Below is a block of records: output all of them exactly and leave out the pictures.

(Collection entries)
--- --- ---

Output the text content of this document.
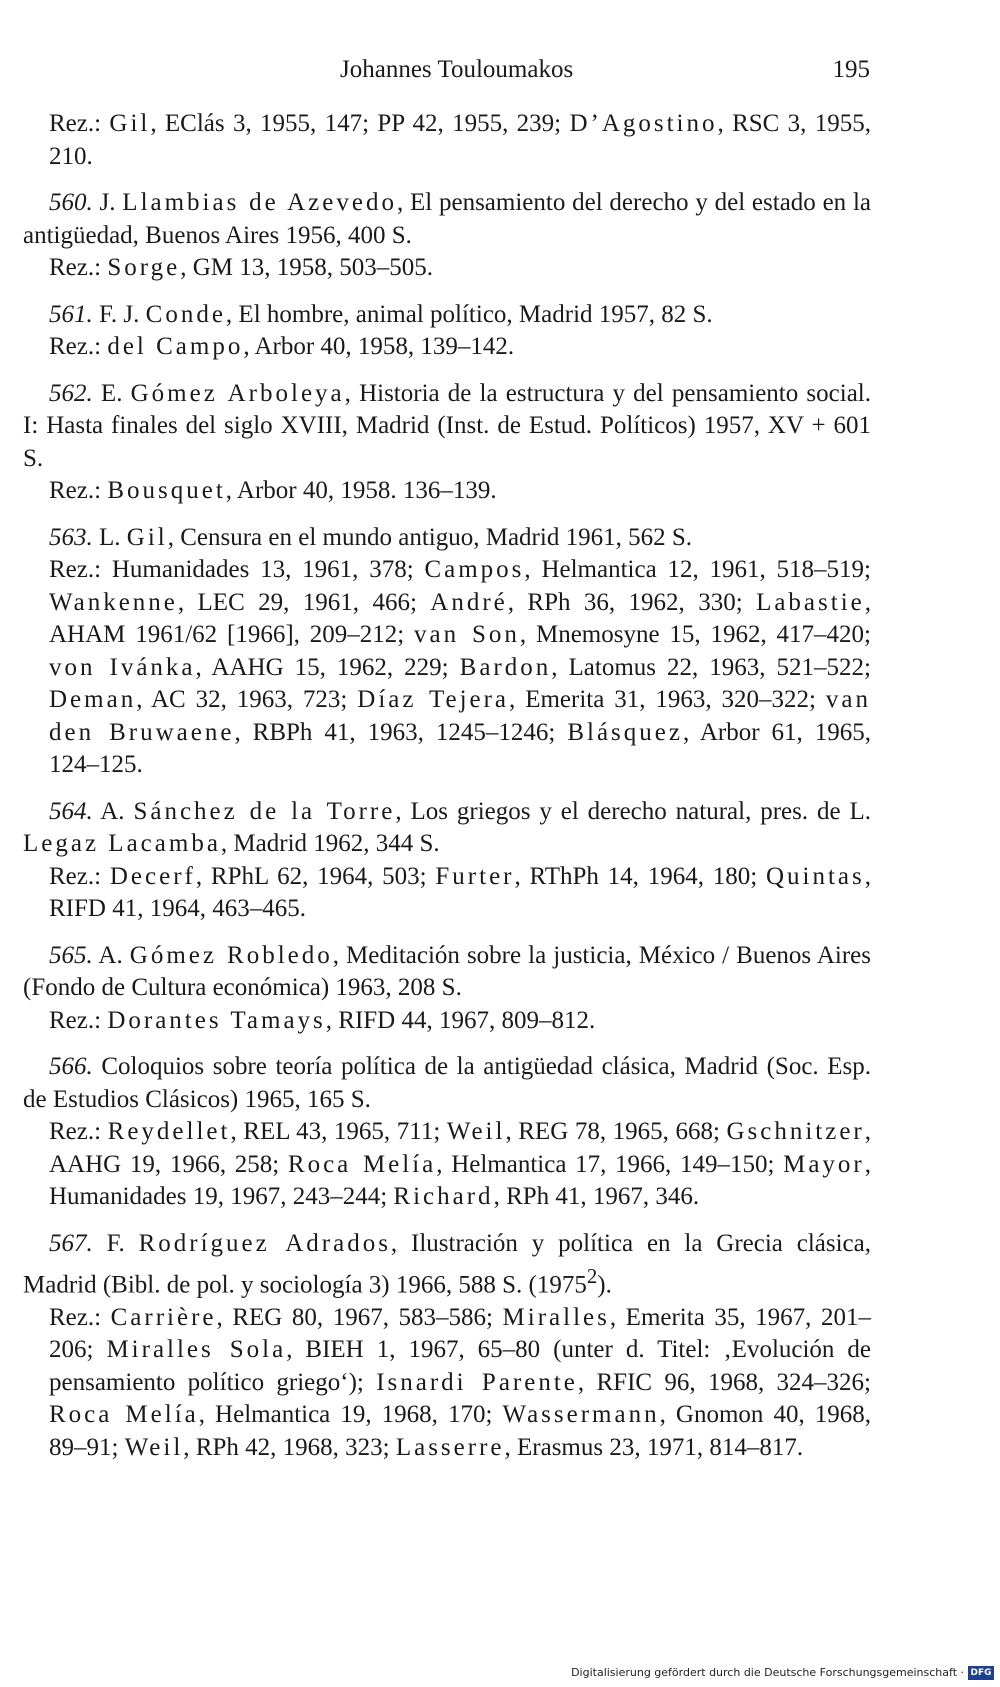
Johannes Touloumakos	195

Rez.: Gil, EClás 3, 1955, 147; PP 42, 1955, 239; D’Agostino, RSC 3, 1955, 210.

560. J. Llambias de Azevedo, El pensamiento del derecho y del estado en la antigüedad, Buenos Aires 1956, 400 S.

Rez.: Sorge, GM 13, 1958, 503–505.

561. F. J. Conde, El hombre, animal político, Madrid 1957, 82 S.

Rez.: del Campo, Arbor 40, 1958, 139–142.

562. E. Gómez Arboleya, Historia de la estructura y del pensamiento social. I: Hasta finales del siglo XVIII, Madrid (Inst. de Estud. Políticos) 1957, XV + 601 S.

Rez.: Bousquet, Arbor 40, 1958. 136–139.

563. L. Gil, Censura en el mundo antiguo, Madrid 1961, 562 S.

Rez.: Humanidades 13, 1961, 378; Campos, Helmantica 12, 1961, 518–519; Wankenne, LEC 29, 1961, 466; André, RPh 36, 1962, 330; Labastie, AHAM 1961/62 [1966], 209–212; van Son, Mnemosyne 15, 1962, 417–420; von Ivánka, AAHG 15, 1962, 229; Bardon, Latomus 22, 1963, 521–522; Deman, AC 32, 1963, 723; Díaz Tejera, Emerita 31, 1963, 320–322; van den Bruwaene, RBPh 41, 1963, 1245–1246; Blásquez, Arbor 61, 1965, 124–125.

564. A. Sánchez de la Torre, Los griegos y el derecho natural, pres. de L. Legaz Lacamba, Madrid 1962, 344 S.

Rez.: Decerf, RPhL 62, 1964, 503; Furter, RThPh 14, 1964, 180; Quintas, RIFD 41, 1964, 463–465.

565. A. Gómez Robledo, Meditación sobre la justicia, México / Buenos Aires (Fondo de Cultura económica) 1963, 208 S.

Rez.: Dorantes Tamays, RIFD 44, 1967, 809–812.

566. Coloquios sobre teoría política de la antigüedad clásica, Madrid (Soc. Esp. de Estudios Clásicos) 1965, 165 S.

Rez.: Reydellet, REL 43, 1965, 711; Weil, REG 78, 1965, 668; Gschnitzer, AAHG 19, 1966, 258; Roca Melía, Helmantica 17, 1966, 149–150; Mayor, Humanidades 19, 1967, 243–244; Richard, RPh 41, 1967, 346.

567. F. Rodríguez Adrados, Ilustración y política en la Grecia clásica, Madrid (Bibl. de pol. y sociología 3) 1966, 588 S. (1975$^2$).

Rez.: Carrière, REG 80, 1967, 583–586; Miralles, Emerita 35, 1967, 201–206; Miralles Sola, BIEH 1, 1967, 65–80 (unter d. Titel: ‚Evolución de pensamiento político griego‘); Isnardi Parente, RFIC 96, 1968, 324–326; Roca Melía, Helmantica 19, 1968, 170; Wassermann, Gnomon 40, 1968, 89–91; Weil, RPh 42, 1968, 323; Lasserre, Erasmus 23, 1971, 814–817.

Digitalisierung gefördert durch die Deutsche Forschungsgemeinschaft · DFG
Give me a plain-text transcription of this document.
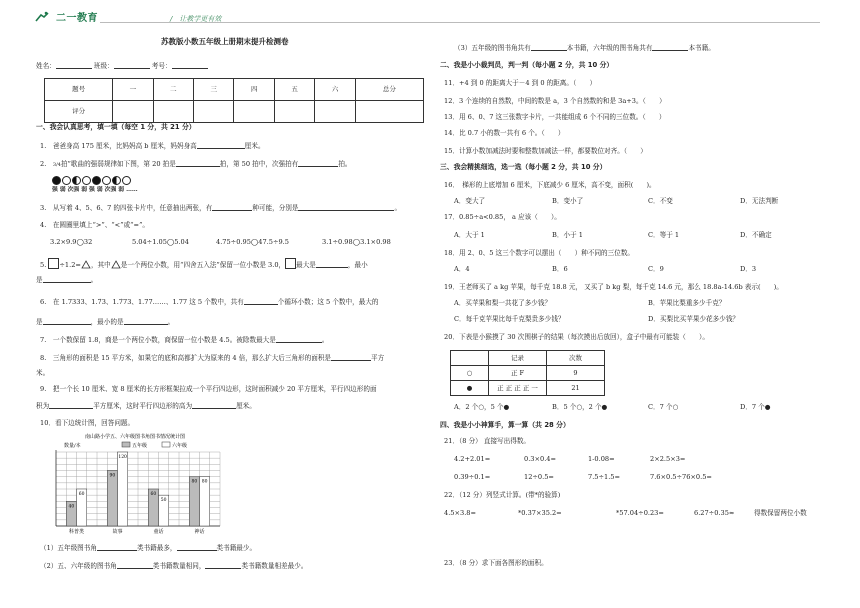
二一教育	/　让教学更有效
苏教版小数五年级上册期末提升检测卷
姓名：	班级：	考号：
题号	一	二	三	四	五	六	总分
评分							
一、我会认真思考，填一填（每空 1 分，共 21 分）
1.　爸爸身高 175 厘米，比妈妈高 b 厘米，妈妈身高	厘米。
2.　3/4拍”歌曲的强弱规律如下图，第 20 拍是	拍，第 50 拍中，次强拍有	拍。
强 弱 次强 弱 强 弱 次强 弱 ……
3.　从写着 4、5、6、7 的四张卡片中，任意抽出两张，有	种可能，分别是	。
4.　在圆圈里填上“>”、“<”或“=”。
3.2×9.9◯32	5.04÷1.05◯5.04	4.75÷0.95◯47.5÷9.5	3.1÷0.98◯3.1×0.98
5. ÷1.2= ，其中 是一个两位小数，用“四舍五入法”保留一位小数是 3.0， 最大是	，最小
是	。
6.　在 1.7333、1.7̇3、1.7̇73、1.77……、1.77 这 5 个数中，共有	个循环小数；这 5 个数中，最大的
是	，最小的是	。
7.　一个数保留 1.8，商是一个两位小数，商保留一位小数是 4.5。被除数最大是	。
8.　三角形的面积是 15 平方米，如果它的底和高都扩大为原来的 4 倍，那么扩大后三角形的面积是	平方
米。
9.　把一个长 10 厘米、宽 8 厘米的长方形框架拉成一个平行四边形，这时面积减少 20 平方厘米，平行四边形的面
积为	平方厘米，这时平行四边形的高为	厘米。
10．看下边统计图，回答问题。
南山路小学五、六年级图书角图书情况统计图
数量/本	五年级	六年级
40
60
90
120
60
50
80 80
科普类	故事	童话	神话
（1）五年级图书角	类书籍最多，	类书籍最少。
（2）五、六年级的图书角	类书籍数量相同，	类书籍数量相差最少。
（3）五年级的图书角共有	本书籍，六年级的图书角共有	本书籍。
二、我是小小裁判员，判一判（每小题 2 分，共 10 分）
11．+4 到 0 的距离大于－4 到 0 的距离。（　　）
12．3 个连续的自然数，中间的数是 a，3 个自然数的和是 3a+3。（　　）
13．用 6、0、7 这三张数字卡片，一共能组成 6 个不同的三位数。（　　）
14．比 0.7 小的数一共有 6 个。（　　）
15．计算小数加减法时要和整数加减法一样，都要数位对齐。（　　）
三、我会精挑细选，选一选（每小题 2 分，共 10 分）
16．　梯形的上底增加 6 厘米，下底减少 6 厘米，高不变，面积(　　)。
A．变大了	B．变小了	C．不变	D．无法判断
17．0.85÷a<0.85， a 应该（　　）。
A．大于 1	B．小于 1	C．等于 1	D．不确定
18．用 2、0、5 这三个数字可以摆出（　　）种不同的三位数。
A．4	B．6	C．9	D．3
19．王老师买了 a kg 苹果，每千克 18.8 元， 又买了 b kg 梨，每千克 14.6 元，那么 18.8a-14.6b 表示(　　)。
A．买苹果和梨一共花了多少钱？	B．苹果比梨重多少千克？
C．每千克苹果比每千克梨贵多少钱？	D．买梨比买苹果少花多少钱？
20．下表是小猴摸了 30 次围棋子的结果（每次摸出后放回），盒子中最有可能装（　　）。
	记录	次数
○	正 F	9
●	正 正 正 正 一	21
A．2 个○，5 个●	B．5 个○，2 个●	C．7 个○	D．7 个●
四、我是小小神算手，算一算（共 28 分）
21．（8 分） 直接写出得数。
4.2+2.01=	0.3×0.4=	1-0.08=	2×2.5×3=
0.39÷0.1=	12÷0.5=	7.5÷1.5=	7.6×0.5÷76×0.5=
22．（12 分）列竖式计算。(带*的验算)
4.5×3.8=	*0.37×35.2=	*57.04÷0.23=	6.27÷0.35≈	得数保留两位小数
23．（8 分）求下面各图形的面积。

--- --- ---

SOLUTION FOR THIS PROBLEM
Output the text content of this document.
Johannes Touloumakos	195

Rez.: Gil, EClás 3, 1955, 147; PP 42, 1955, 239; D’Agostino, RSC 3, 1955, 210.

560. J. Llambias de Azevedo, El pensamiento del derecho y del estado en la antigüedad, Buenos Aires 1956, 400 S.

Rez.: Sorge, GM 13, 1958, 503–505.

561. F. J. Conde, El hombre, animal político, Madrid 1957, 82 S.

Rez.: del Campo, Arbor 40, 1958, 139–142.

562. E. Gómez Arboleya, Historia de la estructura y del pensamiento social. I: Hasta finales del siglo XVIII, Madrid (Inst. de Estud. Políticos) 1957, XV + 601 S.

Rez.: Bousquet, Arbor 40, 1958. 136–139.

563. L. Gil, Censura en el mundo antiguo, Madrid 1961, 562 S.

Rez.: Humanidades 13, 1961, 378; Campos, Helmantica 12, 1961, 518–519; Wankenne, LEC 29, 1961, 466; André, RPh 36, 1962, 330; Labastie, AHAM 1961/62 [1966], 209–212; van Son, Mnemosyne 15, 1962, 417–420; von Ivánka, AAHG 15, 1962, 229; Bardon, Latomus 22, 1963, 521–522; Deman, AC 32, 1963, 723; Díaz Tejera, Emerita 31, 1963, 320–322; van den Bruwaene, RBPh 41, 1963, 1245–1246; Blásquez, Arbor 61, 1965, 124–125.

564. A. Sánchez de la Torre, Los griegos y el derecho natural, pres. de L. Legaz Lacamba, Madrid 1962, 344 S.

Rez.: Decerf, RPhL 62, 1964, 503; Furter, RThPh 14, 1964, 180; Quintas, RIFD 41, 1964, 463–465.

565. A. Gómez Robledo, Meditación sobre la justicia, México / Buenos Aires (Fondo de Cultura económica) 1963, 208 S.

Rez.: Dorantes Tamays, RIFD 44, 1967, 809–812.

566. Coloquios sobre teoría política de la antigüedad clásica, Madrid (Soc. Esp. de Estudios Clásicos) 1965, 165 S.

Rez.: Reydellet, REL 43, 1965, 711; Weil, REG 78, 1965, 668; Gschnitzer, AAHG 19, 1966, 258; Roca Melía, Helmantica 17, 1966, 149–150; Mayor, Humanidades 19, 1967, 243–244; Richard, RPh 41, 1967, 346.

567. F. Rodríguez Adrados, Ilustración y política en la Grecia clásica, Madrid (Bibl. de pol. y sociología 3) 1966, 588 S. (1975$^2$).

Rez.: Carrière, REG 80, 1967, 583–586; Miralles, Emerita 35, 1967, 201–206; Miralles Sola, BIEH 1, 1967, 65–80 (unter d. Titel: ‚Evolución de pensamiento político griego‘); Isnardi Parente, RFIC 96, 1968, 324–326; Roca Melía, Helmantica 19, 1968, 170; Wassermann, Gnomon 40, 1968, 89–91; Weil, RPh 42, 1968, 323; Lasserre, Erasmus 23, 1971, 814–817.

Digitalisierung gefördert durch die Deutsche Forschungsgemeinschaft · DFG
Give me a plain-text transcription of this document.
二一教育	/　让教学更有效
苏教版小数五年级上册期末提升检测卷
姓名：	班级：	考号：
题号	一	二	三	四	五	六	总分
评分							
一、我会认真思考，填一填（每空 1 分，共 21 分）
1.　爸爸身高 175 厘米，比妈妈高 b 厘米，妈妈身高	厘米。
2.　3/4拍”歌曲的强弱规律如下图，第 20 拍是	拍，第 50 拍中，次强拍有	拍。
强 弱 次强 弱 强 弱 次强 弱 ……
3.　从写着 4、5、6、7 的四张卡片中，任意抽出两张，有	种可能，分别是	。
4.　在圆圈里填上“>”、“<”或“=”。
3.2×9.9◯32	5.04÷1.05◯5.04	4.75÷0.95◯47.5÷9.5	3.1÷0.98◯3.1×0.98
5. ÷1.2= ，其中 是一个两位小数，用“四舍五入法”保留一位小数是 3.0， 最大是	，最小
是	。
6.　在 1.7333、1.7̇3、1.7̇73、1.77……、1.77 这 5 个数中，共有	个循环小数；这 5 个数中，最大的
是	，最小的是	。
7.　一个数保留 1.8，商是一个两位小数，商保留一位小数是 4.5。被除数最大是	。
8.　三角形的面积是 15 平方米，如果它的底和高都扩大为原来的 4 倍，那么扩大后三角形的面积是	平方
米。
9.　把一个长 10 厘米、宽 8 厘米的长方形框架拉成一个平行四边形，这时面积减少 20 平方厘米，平行四边形的面
积为	平方厘米，这时平行四边形的高为	厘米。
10．看下边统计图，回答问题。
南山路小学五、六年级图书角图书情况统计图
数量/本	五年级	六年级
40
60
90
120
60
50
80 80
科普类	故事	童话	神话
（1）五年级图书角	类书籍最多，	类书籍最少。
（2）五、六年级的图书角	类书籍数量相同，	类书籍数量相差最少。
（3）五年级的图书角共有	本书籍，六年级的图书角共有	本书籍。
二、我是小小裁判员，判一判（每小题 2 分，共 10 分）
11．+4 到 0 的距离大于－4 到 0 的距离。（　　）
12．3 个连续的自然数，中间的数是 a，3 个自然数的和是 3a+3。（　　）
13．用 6、0、7 这三张数字卡片，一共能组成 6 个不同的三位数。（　　）
14．比 0.7 小的数一共有 6 个。（　　）
15．计算小数加减法时要和整数加减法一样，都要数位对齐。（　　）
三、我会精挑细选，选一选（每小题 2 分，共 10 分）
16．　梯形的上底增加 6 厘米，下底减少 6 厘米，高不变，面积(　　)。
A．变大了	B．变小了	C．不变	D．无法判断
17．0.85÷a<0.85， a 应该（　　）。
A．大于 1	B．小于 1	C．等于 1	D．不确定
18．用 2、0、5 这三个数字可以摆出（　　）种不同的三位数。
A．4	B．6	C．9	D．3
19．王老师买了 a kg 苹果，每千克 18.8 元， 又买了 b kg 梨，每千克 14.6 元，那么 18.8a-14.6b 表示(　　)。
A．买苹果和梨一共花了多少钱？	B．苹果比梨重多少千克？
C．每千克苹果比每千克梨贵多少钱？	D．买梨比买苹果少花多少钱？
20．下表是小猴摸了 30 次围棋子的结果（每次摸出后放回），盒子中最有可能装（　　）。
	记录	次数
○	正 F	9
●	正 正 正 正 一	21
A．2 个○，5 个●	B．5 个○，2 个●	C．7 个○	D．7 个●
四、我是小小神算手，算一算（共 28 分）
21．（8 分） 直接写出得数。
4.2+2.01=	0.3×0.4=	1-0.08=	2×2.5×3=
0.39÷0.1=	12÷0.5=	7.5÷1.5=	7.6×0.5÷76×0.5=
22．（12 分）列竖式计算。(带*的验算)
4.5×3.8=	*0.37×35.2=	*57.04÷0.23=	6.27÷0.35≈	得数保留两位小数
23．（8 分）求下面各图形的面积。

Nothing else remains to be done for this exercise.